■ To be done
Search the data below for "into"; list each line that holds it.

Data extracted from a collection
====
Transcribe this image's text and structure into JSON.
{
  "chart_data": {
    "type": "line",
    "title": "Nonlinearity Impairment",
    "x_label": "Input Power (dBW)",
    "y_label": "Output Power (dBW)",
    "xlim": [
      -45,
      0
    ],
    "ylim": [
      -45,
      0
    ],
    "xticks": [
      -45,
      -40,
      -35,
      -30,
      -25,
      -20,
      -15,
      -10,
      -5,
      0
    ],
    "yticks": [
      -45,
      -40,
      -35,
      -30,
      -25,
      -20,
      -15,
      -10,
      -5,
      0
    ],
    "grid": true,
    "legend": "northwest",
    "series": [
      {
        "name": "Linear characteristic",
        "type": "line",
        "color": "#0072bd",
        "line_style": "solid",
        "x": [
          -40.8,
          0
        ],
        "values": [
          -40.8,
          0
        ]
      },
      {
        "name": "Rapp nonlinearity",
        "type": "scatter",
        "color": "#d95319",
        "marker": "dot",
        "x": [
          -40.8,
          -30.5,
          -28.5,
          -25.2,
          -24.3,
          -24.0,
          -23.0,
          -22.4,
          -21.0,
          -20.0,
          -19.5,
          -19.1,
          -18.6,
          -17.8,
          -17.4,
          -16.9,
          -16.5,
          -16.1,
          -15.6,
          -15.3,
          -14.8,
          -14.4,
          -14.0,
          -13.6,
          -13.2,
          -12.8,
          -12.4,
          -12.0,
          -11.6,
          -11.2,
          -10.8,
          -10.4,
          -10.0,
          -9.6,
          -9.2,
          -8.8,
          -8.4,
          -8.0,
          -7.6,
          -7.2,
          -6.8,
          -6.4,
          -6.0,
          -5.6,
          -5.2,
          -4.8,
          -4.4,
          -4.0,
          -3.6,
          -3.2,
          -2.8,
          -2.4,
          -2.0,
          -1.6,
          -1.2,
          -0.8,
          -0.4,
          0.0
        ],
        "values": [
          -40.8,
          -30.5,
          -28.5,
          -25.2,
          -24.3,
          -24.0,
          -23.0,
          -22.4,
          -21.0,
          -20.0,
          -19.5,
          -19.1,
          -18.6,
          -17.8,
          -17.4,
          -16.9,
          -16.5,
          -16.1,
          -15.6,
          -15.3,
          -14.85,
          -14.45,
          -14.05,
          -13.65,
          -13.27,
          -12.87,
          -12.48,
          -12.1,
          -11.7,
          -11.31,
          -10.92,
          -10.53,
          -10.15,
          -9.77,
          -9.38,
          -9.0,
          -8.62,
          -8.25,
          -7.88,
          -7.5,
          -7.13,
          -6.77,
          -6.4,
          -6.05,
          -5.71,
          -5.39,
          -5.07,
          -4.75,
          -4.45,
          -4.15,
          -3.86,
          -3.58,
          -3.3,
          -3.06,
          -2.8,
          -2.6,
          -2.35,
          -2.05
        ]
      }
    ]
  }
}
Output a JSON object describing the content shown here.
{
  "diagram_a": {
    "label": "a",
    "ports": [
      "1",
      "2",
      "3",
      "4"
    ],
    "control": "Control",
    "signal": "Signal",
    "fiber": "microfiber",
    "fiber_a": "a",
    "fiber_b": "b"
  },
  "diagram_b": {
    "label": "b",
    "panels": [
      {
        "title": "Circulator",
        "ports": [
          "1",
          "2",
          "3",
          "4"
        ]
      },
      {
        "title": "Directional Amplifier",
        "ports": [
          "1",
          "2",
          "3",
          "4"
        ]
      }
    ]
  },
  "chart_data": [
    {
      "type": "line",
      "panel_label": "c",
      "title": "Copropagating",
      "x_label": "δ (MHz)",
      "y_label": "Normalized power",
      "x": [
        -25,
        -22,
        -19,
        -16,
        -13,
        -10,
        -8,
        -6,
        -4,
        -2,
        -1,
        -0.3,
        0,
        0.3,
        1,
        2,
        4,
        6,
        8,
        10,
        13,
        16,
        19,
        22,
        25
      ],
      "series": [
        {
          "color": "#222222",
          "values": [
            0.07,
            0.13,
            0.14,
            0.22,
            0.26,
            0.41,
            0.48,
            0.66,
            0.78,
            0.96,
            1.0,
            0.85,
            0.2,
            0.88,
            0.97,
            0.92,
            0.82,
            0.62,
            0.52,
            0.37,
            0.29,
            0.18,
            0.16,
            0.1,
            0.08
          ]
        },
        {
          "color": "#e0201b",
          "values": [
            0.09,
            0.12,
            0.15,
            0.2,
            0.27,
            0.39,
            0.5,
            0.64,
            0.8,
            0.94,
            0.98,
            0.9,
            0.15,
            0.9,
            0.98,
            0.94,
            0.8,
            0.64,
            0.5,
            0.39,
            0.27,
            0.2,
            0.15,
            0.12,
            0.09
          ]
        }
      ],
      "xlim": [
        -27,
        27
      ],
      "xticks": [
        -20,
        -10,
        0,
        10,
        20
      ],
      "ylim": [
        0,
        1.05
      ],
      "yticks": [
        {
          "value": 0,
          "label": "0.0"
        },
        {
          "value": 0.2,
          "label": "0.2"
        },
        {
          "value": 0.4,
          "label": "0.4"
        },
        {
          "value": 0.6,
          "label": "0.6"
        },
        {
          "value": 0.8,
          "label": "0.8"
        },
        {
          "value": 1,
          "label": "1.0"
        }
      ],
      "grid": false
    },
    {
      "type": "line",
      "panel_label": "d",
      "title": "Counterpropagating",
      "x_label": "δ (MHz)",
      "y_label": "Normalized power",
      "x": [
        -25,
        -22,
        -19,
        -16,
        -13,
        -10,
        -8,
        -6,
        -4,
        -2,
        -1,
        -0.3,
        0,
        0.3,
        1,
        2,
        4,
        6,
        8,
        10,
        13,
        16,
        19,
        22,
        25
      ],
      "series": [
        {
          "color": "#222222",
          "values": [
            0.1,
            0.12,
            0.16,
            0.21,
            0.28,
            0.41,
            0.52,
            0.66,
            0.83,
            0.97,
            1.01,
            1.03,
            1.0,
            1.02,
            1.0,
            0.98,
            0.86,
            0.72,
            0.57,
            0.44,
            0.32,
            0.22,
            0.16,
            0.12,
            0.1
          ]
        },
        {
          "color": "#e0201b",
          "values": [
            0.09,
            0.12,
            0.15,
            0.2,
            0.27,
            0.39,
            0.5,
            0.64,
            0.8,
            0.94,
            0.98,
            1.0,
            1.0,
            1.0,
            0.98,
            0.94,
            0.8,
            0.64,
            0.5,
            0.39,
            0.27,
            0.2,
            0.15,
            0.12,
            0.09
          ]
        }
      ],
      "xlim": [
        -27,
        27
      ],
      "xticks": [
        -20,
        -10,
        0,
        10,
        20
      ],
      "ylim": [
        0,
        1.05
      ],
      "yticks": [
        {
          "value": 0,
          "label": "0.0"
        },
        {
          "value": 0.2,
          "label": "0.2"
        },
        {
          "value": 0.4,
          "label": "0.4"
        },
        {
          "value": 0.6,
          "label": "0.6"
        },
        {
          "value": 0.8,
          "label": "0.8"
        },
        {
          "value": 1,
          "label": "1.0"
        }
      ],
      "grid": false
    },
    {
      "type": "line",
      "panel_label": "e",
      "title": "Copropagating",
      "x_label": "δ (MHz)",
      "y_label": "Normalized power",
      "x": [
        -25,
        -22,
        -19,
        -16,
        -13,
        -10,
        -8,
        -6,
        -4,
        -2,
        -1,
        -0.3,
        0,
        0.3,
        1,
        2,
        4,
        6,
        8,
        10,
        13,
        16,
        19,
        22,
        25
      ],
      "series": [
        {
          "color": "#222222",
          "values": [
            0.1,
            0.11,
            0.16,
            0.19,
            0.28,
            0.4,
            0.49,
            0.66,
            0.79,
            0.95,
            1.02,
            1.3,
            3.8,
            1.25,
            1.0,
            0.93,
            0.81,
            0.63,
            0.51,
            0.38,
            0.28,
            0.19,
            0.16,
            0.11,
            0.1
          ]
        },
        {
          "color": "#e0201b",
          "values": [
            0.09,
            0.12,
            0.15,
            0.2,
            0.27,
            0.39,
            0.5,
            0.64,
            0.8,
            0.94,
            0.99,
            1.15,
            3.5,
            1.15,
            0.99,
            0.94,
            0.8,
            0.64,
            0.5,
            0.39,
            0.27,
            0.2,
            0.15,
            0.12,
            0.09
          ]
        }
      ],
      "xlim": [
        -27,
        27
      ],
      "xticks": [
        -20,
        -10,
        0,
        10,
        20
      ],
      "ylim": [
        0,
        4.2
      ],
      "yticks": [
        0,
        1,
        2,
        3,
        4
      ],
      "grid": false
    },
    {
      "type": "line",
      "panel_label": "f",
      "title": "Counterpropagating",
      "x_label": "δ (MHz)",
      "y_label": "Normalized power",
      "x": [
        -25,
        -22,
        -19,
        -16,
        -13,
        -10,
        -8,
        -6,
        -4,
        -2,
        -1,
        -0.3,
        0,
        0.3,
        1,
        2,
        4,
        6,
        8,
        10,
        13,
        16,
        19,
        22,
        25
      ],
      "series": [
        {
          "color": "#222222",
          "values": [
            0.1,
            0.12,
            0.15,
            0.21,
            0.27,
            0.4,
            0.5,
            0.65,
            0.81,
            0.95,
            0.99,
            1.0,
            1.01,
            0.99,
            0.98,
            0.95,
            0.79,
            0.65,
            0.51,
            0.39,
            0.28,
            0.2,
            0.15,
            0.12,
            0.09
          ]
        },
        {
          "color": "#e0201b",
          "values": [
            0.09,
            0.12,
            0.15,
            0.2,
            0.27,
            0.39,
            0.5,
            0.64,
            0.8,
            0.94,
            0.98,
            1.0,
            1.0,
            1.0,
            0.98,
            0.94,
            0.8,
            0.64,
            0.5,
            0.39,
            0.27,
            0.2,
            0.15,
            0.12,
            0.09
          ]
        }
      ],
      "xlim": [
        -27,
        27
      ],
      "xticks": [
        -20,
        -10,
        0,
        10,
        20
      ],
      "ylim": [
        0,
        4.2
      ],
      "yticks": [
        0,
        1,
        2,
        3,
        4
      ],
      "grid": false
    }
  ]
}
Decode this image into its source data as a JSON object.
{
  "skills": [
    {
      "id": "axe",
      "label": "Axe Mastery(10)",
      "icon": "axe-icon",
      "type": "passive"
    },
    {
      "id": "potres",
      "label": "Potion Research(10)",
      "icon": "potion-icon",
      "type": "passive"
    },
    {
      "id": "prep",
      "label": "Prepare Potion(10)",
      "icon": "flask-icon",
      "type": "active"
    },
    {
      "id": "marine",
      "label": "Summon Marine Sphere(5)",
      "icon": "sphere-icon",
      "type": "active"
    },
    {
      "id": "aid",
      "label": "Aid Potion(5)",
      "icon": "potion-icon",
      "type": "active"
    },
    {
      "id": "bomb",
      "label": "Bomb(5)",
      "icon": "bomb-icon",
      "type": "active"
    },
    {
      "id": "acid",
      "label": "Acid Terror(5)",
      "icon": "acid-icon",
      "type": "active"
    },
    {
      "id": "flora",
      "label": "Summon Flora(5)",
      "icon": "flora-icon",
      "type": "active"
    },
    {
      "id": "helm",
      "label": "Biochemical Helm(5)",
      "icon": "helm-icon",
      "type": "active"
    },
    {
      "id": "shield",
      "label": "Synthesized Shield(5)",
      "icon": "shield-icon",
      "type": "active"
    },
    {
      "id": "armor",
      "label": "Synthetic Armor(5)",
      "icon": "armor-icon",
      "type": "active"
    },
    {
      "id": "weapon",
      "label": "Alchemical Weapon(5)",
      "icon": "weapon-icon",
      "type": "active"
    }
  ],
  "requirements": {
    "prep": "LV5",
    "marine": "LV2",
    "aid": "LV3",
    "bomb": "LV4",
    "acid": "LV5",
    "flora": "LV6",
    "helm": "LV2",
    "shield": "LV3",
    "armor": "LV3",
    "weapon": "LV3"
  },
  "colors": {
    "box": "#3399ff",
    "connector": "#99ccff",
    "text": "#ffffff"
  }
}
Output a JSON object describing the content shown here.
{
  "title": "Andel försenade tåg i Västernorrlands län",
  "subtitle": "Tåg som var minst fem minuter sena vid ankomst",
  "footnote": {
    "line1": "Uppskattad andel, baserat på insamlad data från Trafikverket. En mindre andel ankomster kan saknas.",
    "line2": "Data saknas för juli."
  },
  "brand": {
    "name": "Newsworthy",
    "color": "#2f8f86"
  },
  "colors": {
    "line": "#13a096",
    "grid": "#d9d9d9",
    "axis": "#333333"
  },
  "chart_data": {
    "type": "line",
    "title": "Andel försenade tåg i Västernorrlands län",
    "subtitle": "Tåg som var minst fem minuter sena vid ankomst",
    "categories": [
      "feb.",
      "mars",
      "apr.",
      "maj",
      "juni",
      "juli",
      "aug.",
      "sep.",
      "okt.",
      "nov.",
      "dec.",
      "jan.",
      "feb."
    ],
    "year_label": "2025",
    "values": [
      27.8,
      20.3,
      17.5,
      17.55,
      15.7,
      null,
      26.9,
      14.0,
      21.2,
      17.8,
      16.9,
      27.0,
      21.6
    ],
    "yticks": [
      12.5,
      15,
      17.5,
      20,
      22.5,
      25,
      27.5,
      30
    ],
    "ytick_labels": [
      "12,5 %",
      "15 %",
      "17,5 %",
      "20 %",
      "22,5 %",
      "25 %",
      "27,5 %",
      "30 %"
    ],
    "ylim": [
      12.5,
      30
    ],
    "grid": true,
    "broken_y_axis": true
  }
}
====
■ Complete response
Transcribe this image's text and structure into JSON.
Decode this image into its source data as a JSON object.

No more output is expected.